■ Material to process ■
--------

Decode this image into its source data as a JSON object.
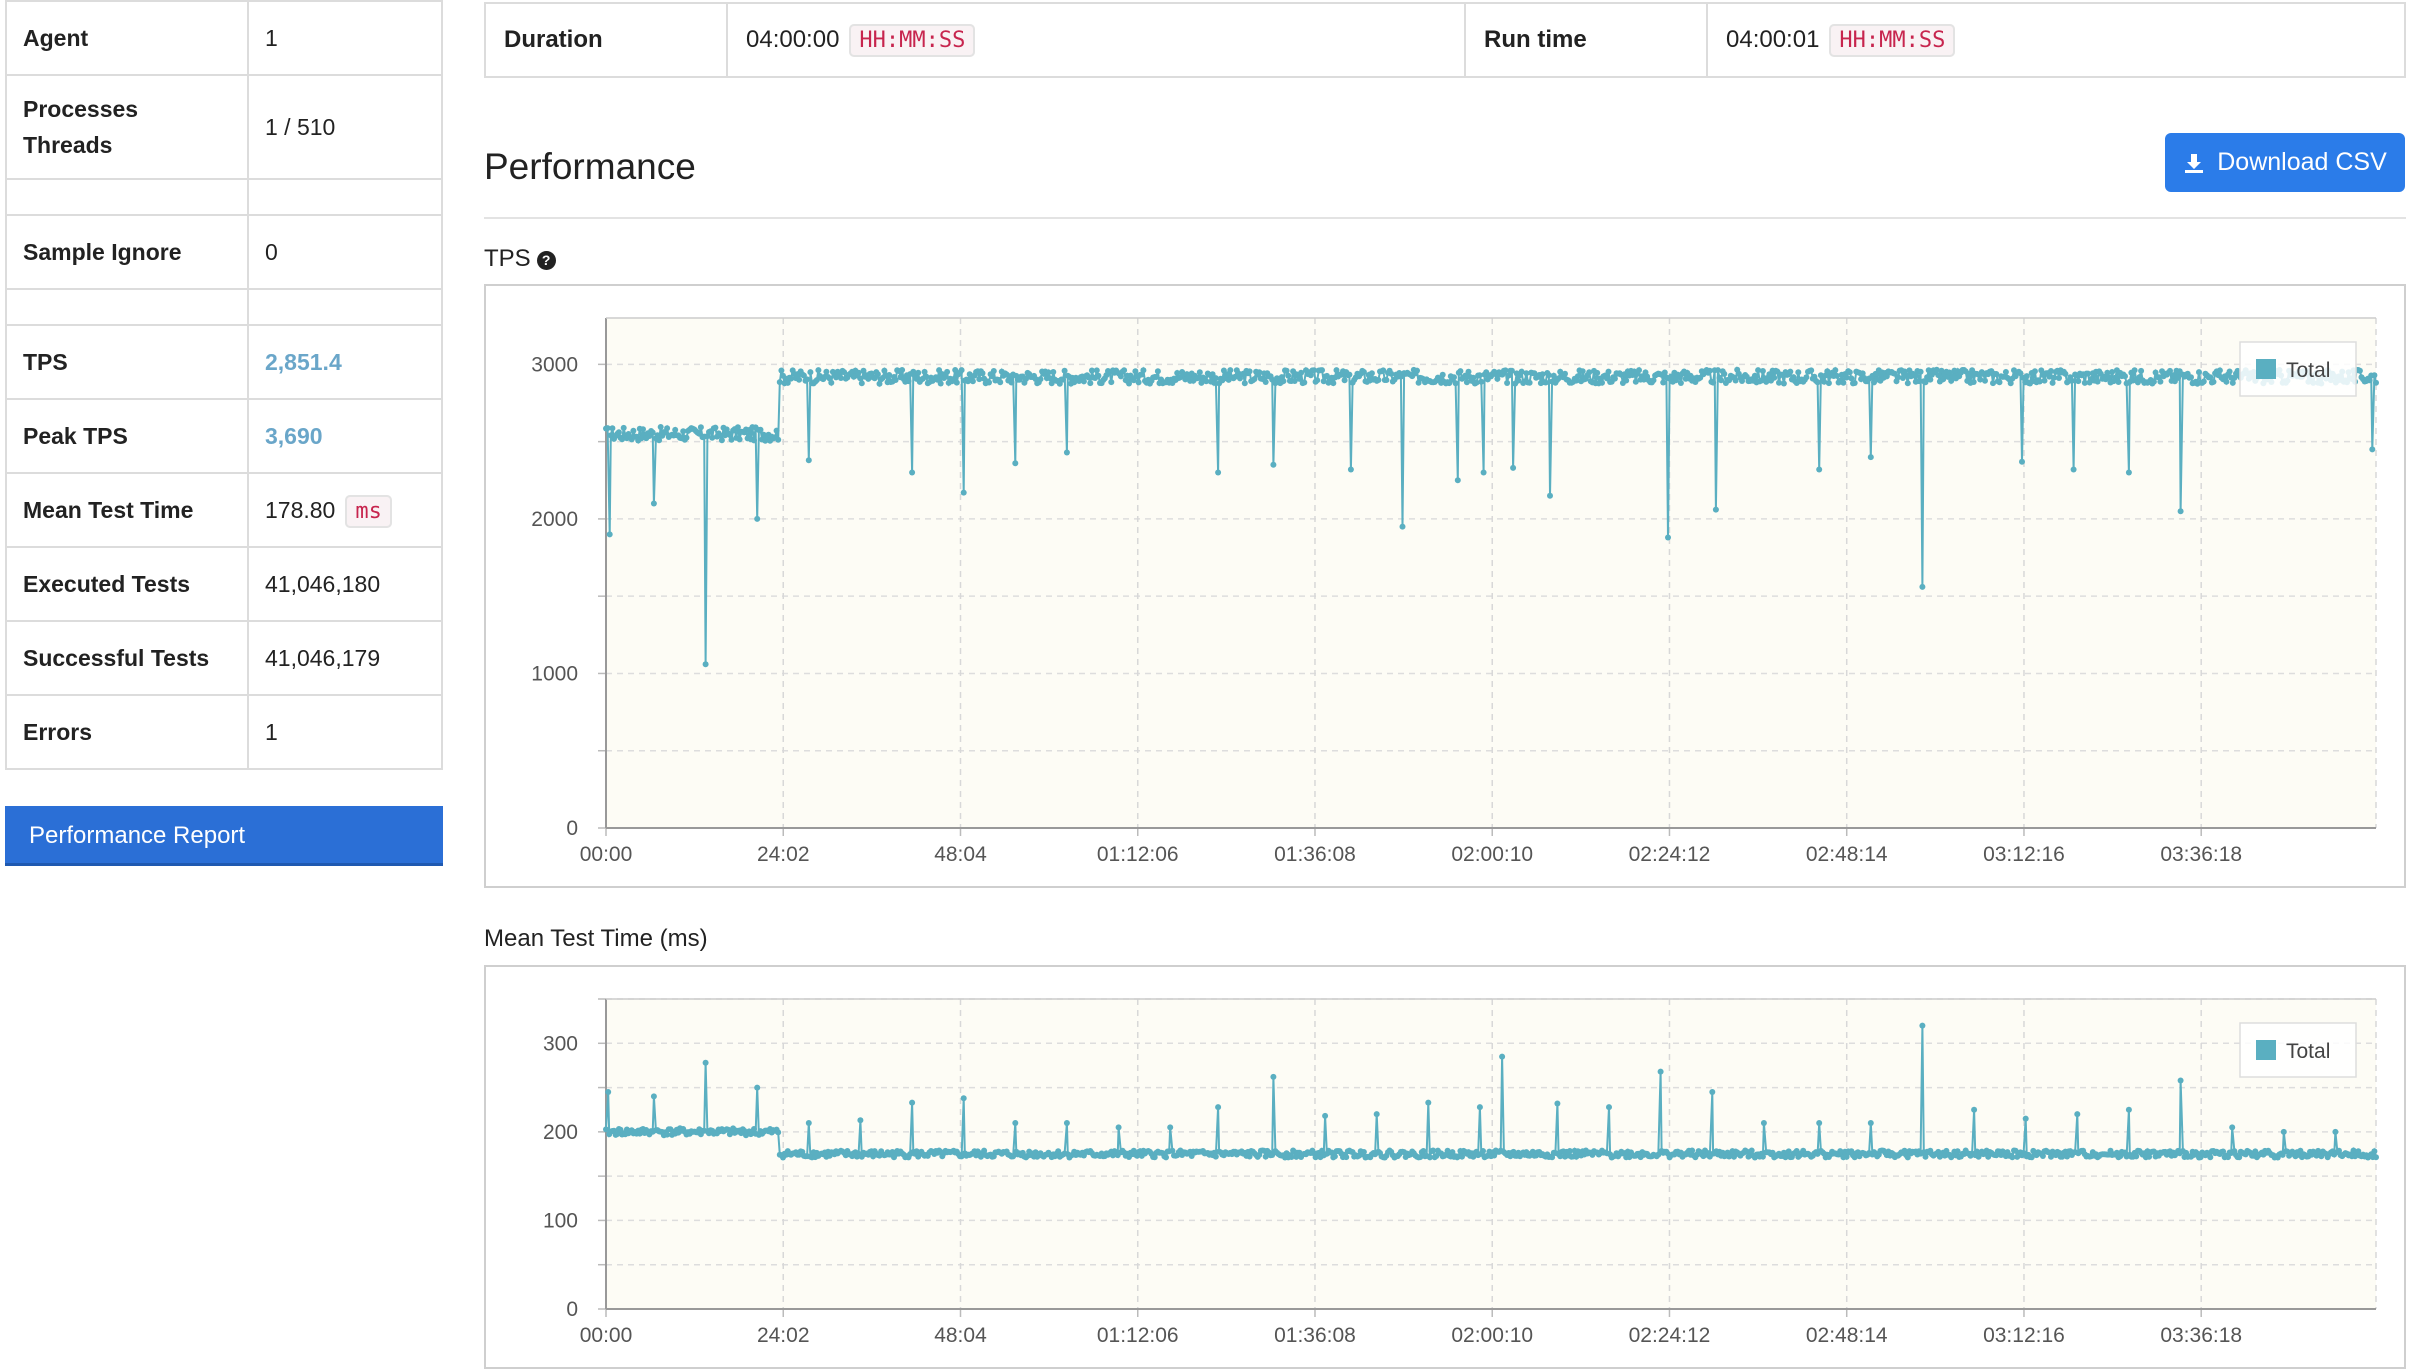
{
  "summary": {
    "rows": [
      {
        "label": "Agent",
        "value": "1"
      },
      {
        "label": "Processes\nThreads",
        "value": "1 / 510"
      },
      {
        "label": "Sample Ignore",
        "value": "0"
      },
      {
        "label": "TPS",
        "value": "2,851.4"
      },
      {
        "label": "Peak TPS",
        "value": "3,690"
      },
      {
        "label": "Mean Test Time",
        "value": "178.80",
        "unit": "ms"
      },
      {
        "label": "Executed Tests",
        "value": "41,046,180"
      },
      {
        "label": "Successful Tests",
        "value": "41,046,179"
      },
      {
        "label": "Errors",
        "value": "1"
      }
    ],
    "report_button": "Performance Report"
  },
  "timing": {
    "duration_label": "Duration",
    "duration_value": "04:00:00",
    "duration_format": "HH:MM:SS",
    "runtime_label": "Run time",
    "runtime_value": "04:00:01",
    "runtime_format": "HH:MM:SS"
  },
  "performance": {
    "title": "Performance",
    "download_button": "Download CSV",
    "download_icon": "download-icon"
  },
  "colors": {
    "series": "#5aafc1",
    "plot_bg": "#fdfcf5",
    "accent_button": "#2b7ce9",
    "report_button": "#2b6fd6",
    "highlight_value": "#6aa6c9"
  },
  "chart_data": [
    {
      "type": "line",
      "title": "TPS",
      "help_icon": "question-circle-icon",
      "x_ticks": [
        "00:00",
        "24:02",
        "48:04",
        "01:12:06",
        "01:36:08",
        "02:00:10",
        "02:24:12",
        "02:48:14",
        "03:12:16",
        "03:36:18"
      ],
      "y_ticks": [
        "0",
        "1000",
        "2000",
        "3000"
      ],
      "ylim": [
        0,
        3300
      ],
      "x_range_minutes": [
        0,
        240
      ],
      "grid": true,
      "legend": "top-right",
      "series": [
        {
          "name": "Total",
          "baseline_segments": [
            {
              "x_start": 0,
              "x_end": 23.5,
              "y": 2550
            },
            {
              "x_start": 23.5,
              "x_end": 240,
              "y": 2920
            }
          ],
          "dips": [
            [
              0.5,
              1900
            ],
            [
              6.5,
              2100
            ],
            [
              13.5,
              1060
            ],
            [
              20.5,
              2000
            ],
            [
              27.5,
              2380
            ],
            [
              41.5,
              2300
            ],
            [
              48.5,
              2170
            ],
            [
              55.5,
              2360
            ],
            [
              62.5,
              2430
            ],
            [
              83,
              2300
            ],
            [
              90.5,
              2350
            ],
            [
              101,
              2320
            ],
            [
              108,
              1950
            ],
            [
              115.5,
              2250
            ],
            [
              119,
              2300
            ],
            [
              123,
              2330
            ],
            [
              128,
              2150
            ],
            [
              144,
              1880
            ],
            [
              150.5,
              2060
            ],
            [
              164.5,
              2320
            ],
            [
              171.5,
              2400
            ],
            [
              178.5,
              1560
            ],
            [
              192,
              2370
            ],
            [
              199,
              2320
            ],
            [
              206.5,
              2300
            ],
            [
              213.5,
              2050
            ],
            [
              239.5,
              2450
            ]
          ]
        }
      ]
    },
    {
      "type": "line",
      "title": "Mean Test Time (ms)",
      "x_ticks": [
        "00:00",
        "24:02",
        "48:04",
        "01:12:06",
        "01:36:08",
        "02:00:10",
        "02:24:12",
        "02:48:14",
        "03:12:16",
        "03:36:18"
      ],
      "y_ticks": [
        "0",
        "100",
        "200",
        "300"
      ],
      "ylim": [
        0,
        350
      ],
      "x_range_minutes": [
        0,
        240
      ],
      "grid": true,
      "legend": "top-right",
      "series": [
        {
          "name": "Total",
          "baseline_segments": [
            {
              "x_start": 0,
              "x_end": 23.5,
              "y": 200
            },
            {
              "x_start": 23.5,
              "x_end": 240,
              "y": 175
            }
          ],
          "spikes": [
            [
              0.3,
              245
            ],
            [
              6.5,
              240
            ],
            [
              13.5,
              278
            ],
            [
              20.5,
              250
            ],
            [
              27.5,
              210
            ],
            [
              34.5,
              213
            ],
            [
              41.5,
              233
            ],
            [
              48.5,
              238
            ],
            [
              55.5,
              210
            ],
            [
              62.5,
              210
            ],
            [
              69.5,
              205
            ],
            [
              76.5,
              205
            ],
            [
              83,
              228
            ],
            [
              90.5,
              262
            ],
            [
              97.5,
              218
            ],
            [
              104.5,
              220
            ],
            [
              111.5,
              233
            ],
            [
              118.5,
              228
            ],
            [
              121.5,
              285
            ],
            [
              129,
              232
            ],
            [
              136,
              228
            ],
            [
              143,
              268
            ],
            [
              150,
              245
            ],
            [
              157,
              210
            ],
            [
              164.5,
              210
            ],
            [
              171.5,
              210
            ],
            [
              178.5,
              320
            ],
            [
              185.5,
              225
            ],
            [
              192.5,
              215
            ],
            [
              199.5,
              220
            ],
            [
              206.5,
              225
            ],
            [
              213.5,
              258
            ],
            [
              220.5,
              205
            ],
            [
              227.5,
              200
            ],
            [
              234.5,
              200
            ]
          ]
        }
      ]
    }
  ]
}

--------

■ Work instructions ■
Keep the pictures out and write out the records exactly.

■ Finished task ■
Decode this image into its source data as a JSON object.
{
  "summary": {
    "rows": [
      {
        "label": "Agent",
        "value": "1"
      },
      {
        "label": "Processes\nThreads",
        "value": "1 / 510"
      },
      {
        "label": "Sample Ignore",
        "value": "0"
      },
      {
        "label": "TPS",
        "value": "2,851.4"
      },
      {
        "label": "Peak TPS",
        "value": "3,690"
      },
      {
        "label": "Mean Test Time",
        "value": "178.80",
        "unit": "ms"
      },
      {
        "label": "Executed Tests",
        "value": "41,046,180"
      },
      {
        "label": "Successful Tests",
        "value": "41,046,179"
      },
      {
        "label": "Errors",
        "value": "1"
      }
    ],
    "report_button": "Performance Report"
  },
  "timing": {
    "duration_label": "Duration",
    "duration_value": "04:00:00",
    "duration_format": "HH:MM:SS",
    "runtime_label": "Run time",
    "runtime_value": "04:00:01",
    "runtime_format": "HH:MM:SS"
  },
  "performance": {
    "title": "Performance",
    "download_button": "Download CSV",
    "download_icon": "download-icon"
  },
  "colors": {
    "series": "#5aafc1",
    "plot_bg": "#fdfcf5",
    "accent_button": "#2b7ce9",
    "report_button": "#2b6fd6",
    "highlight_value": "#6aa6c9"
  },
  "chart_data": [
    {
      "type": "line",
      "title": "TPS",
      "help_icon": "question-circle-icon",
      "x_ticks": [
        "00:00",
        "24:02",
        "48:04",
        "01:12:06",
        "01:36:08",
        "02:00:10",
        "02:24:12",
        "02:48:14",
        "03:12:16",
        "03:36:18"
      ],
      "y_ticks": [
        "0",
        "1000",
        "2000",
        "3000"
      ],
      "ylim": [
        0,
        3300
      ],
      "x_range_minutes": [
        0,
        240
      ],
      "grid": true,
      "legend": "top-right",
      "series": [
        {
          "name": "Total",
          "baseline_segments": [
            {
              "x_start": 0,
              "x_end": 23.5,
              "y": 2550
            },
            {
              "x_start": 23.5,
              "x_end": 240,
              "y": 2920
            }
          ],
          "dips": [
            [
              0.5,
              1900
            ],
            [
              6.5,
              2100
            ],
            [
              13.5,
              1060
            ],
            [
              20.5,
              2000
            ],
            [
              27.5,
              2380
            ],
            [
              41.5,
              2300
            ],
            [
              48.5,
              2170
            ],
            [
              55.5,
              2360
            ],
            [
              62.5,
              2430
            ],
            [
              83,
              2300
            ],
            [
              90.5,
              2350
            ],
            [
              101,
              2320
            ],
            [
              108,
              1950
            ],
            [
              115.5,
              2250
            ],
            [
              119,
              2300
            ],
            [
              123,
              2330
            ],
            [
              128,
              2150
            ],
            [
              144,
              1880
            ],
            [
              150.5,
              2060
            ],
            [
              164.5,
              2320
            ],
            [
              171.5,
              2400
            ],
            [
              178.5,
              1560
            ],
            [
              192,
              2370
            ],
            [
              199,
              2320
            ],
            [
              206.5,
              2300
            ],
            [
              213.5,
              2050
            ],
            [
              239.5,
              2450
            ]
          ]
        }
      ]
    },
    {
      "type": "line",
      "title": "Mean Test Time (ms)",
      "x_ticks": [
        "00:00",
        "24:02",
        "48:04",
        "01:12:06",
        "01:36:08",
        "02:00:10",
        "02:24:12",
        "02:48:14",
        "03:12:16",
        "03:36:18"
      ],
      "y_ticks": [
        "0",
        "100",
        "200",
        "300"
      ],
      "ylim": [
        0,
        350
      ],
      "x_range_minutes": [
        0,
        240
      ],
      "grid": true,
      "legend": "top-right",
      "series": [
        {
          "name": "Total",
          "baseline_segments": [
            {
              "x_start": 0,
              "x_end": 23.5,
              "y": 200
            },
            {
              "x_start": 23.5,
              "x_end": 240,
              "y": 175
            }
          ],
          "spikes": [
            [
              0.3,
              245
            ],
            [
              6.5,
              240
            ],
            [
              13.5,
              278
            ],
            [
              20.5,
              250
            ],
            [
              27.5,
              210
            ],
            [
              34.5,
              213
            ],
            [
              41.5,
              233
            ],
            [
              48.5,
              238
            ],
            [
              55.5,
              210
            ],
            [
              62.5,
              210
            ],
            [
              69.5,
              205
            ],
            [
              76.5,
              205
            ],
            [
              83,
              228
            ],
            [
              90.5,
              262
            ],
            [
              97.5,
              218
            ],
            [
              104.5,
              220
            ],
            [
              111.5,
              233
            ],
            [
              118.5,
              228
            ],
            [
              121.5,
              285
            ],
            [
              129,
              232
            ],
            [
              136,
              228
            ],
            [
              143,
              268
            ],
            [
              150,
              245
            ],
            [
              157,
              210
            ],
            [
              164.5,
              210
            ],
            [
              171.5,
              210
            ],
            [
              178.5,
              320
            ],
            [
              185.5,
              225
            ],
            [
              192.5,
              215
            ],
            [
              199.5,
              220
            ],
            [
              206.5,
              225
            ],
            [
              213.5,
              258
            ],
            [
              220.5,
              205
            ],
            [
              227.5,
              200
            ],
            [
              234.5,
              200
            ]
          ]
        }
      ]
    }
  ]
}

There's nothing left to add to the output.